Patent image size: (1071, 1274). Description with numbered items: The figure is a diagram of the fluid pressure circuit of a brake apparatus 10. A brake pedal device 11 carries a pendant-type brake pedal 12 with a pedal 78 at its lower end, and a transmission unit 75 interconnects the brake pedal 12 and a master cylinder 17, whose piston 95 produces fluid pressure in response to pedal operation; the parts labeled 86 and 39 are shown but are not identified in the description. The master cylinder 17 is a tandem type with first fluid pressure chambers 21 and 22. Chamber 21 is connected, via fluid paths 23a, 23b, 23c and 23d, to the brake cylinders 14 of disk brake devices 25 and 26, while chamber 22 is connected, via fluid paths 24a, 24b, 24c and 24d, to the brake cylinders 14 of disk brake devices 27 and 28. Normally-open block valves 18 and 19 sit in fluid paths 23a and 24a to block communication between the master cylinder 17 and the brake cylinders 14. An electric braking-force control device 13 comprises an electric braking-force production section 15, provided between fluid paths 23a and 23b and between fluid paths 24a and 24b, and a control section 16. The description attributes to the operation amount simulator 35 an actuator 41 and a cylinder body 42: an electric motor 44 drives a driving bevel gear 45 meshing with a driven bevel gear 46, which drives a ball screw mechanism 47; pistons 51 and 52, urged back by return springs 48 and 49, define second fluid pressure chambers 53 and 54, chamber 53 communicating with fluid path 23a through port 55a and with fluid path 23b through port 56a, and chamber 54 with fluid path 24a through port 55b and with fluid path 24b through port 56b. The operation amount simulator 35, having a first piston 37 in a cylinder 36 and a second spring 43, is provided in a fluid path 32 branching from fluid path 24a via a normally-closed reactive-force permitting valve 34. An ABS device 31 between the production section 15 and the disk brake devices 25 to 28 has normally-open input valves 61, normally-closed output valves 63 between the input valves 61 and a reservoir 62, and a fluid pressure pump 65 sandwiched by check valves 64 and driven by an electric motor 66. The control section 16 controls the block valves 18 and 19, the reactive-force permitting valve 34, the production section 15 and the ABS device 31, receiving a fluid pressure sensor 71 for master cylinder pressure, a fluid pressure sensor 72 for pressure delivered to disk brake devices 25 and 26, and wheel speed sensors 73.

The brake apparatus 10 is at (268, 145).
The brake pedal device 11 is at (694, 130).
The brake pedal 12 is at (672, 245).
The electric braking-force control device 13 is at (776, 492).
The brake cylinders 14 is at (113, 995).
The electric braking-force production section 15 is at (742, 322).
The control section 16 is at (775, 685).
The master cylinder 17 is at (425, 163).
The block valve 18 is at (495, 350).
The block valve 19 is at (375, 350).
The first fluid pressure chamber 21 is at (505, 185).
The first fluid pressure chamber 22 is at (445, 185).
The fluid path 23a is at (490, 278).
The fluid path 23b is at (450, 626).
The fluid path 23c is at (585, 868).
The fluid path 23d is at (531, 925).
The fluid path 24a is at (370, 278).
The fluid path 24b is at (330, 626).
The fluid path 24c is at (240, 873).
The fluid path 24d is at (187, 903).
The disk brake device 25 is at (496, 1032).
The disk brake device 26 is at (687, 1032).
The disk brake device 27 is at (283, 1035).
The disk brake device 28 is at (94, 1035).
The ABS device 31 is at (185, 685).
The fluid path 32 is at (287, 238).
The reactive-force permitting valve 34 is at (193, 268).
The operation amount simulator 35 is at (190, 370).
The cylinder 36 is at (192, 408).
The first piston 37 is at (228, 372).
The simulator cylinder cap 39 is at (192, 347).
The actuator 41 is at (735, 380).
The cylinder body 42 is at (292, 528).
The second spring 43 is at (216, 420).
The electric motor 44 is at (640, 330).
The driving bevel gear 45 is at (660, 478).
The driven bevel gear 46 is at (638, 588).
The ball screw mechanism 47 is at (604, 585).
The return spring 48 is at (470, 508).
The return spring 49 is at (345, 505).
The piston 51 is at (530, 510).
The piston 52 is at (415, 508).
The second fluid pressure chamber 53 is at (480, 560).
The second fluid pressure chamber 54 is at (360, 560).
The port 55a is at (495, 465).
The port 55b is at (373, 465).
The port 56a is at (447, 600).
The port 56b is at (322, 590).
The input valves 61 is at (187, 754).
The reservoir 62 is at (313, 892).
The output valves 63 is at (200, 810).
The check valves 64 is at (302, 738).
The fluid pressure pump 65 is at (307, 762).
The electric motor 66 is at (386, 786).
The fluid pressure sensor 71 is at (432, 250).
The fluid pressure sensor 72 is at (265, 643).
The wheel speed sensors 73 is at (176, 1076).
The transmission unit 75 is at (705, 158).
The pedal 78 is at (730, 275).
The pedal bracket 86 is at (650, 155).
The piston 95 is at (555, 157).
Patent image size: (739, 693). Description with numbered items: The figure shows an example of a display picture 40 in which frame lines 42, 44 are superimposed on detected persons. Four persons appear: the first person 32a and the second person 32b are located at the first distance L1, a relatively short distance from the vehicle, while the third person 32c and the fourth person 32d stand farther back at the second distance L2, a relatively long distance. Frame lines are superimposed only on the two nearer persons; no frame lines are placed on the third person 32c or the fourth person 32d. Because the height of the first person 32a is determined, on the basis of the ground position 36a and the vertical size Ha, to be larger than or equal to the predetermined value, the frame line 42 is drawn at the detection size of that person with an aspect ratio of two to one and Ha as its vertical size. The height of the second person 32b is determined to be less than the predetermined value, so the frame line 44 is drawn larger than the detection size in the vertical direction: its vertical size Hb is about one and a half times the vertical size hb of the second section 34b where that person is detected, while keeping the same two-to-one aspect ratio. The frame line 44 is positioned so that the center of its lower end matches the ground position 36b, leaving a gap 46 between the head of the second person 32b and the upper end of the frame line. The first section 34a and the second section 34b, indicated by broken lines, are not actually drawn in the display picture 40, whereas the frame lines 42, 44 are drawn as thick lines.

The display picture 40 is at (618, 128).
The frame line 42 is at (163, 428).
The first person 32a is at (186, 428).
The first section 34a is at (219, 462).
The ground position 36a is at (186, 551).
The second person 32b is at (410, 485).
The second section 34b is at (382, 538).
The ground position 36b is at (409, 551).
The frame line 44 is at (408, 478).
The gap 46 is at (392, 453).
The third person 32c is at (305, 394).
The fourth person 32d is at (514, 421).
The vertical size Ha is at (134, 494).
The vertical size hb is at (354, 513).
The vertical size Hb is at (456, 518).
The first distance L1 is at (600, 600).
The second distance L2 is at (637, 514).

===

Copy out word for word everything in the records from the line containing "Patent image size: (739, 693)." down through the line containing "The ground position 36a is at (186, 551).", including both of those lines.

SOLVED EXERCISE –
Patent image size: (739, 693). Description with numbered items: The figure shows an example of a display picture 40 in which frame lines 42, 44 are superimposed on detected persons. Four persons appear: the first person 32a and the second person 32b are located at the first distance L1, a relatively short distance from the vehicle, while the third person 32c and the fourth person 32d stand farther back at the second distance L2, a relatively long distance. Frame lines are superimposed only on the two nearer persons; no frame lines are placed on the third person 32c or the fourth person 32d. Because the height of the first person 32a is determined, on the basis of the ground position 36a and the vertical size Ha, to be larger than or equal to the predetermined value, the frame line 42 is drawn at the detection size of that person with an aspect ratio of two to one and Ha as its vertical size. The height of the second person 32b is determined to be less than the predetermined value, so the frame line 44 is drawn larger than the detection size in the vertical direction: its vertical size Hb is about one and a half times the vertical size hb of the second section 34b where that person is detected, while keeping the same two-to-one aspect ratio. The frame line 44 is positioned so that the center of its lower end matches the ground position 36b, leaving a gap 46 between the head of the second person 32b and the upper end of the frame line. The first section 34a and the second section 34b, indicated by broken lines, are not actually drawn in the display picture 40, whereas the frame lines 42, 44 are drawn as thick lines.

The display picture 40 is at (618, 128).
The frame line 42 is at (163, 428).
The first person 32a is at (186, 428).
The first section 34a is at (219, 462).
The ground position 36a is at (186, 551).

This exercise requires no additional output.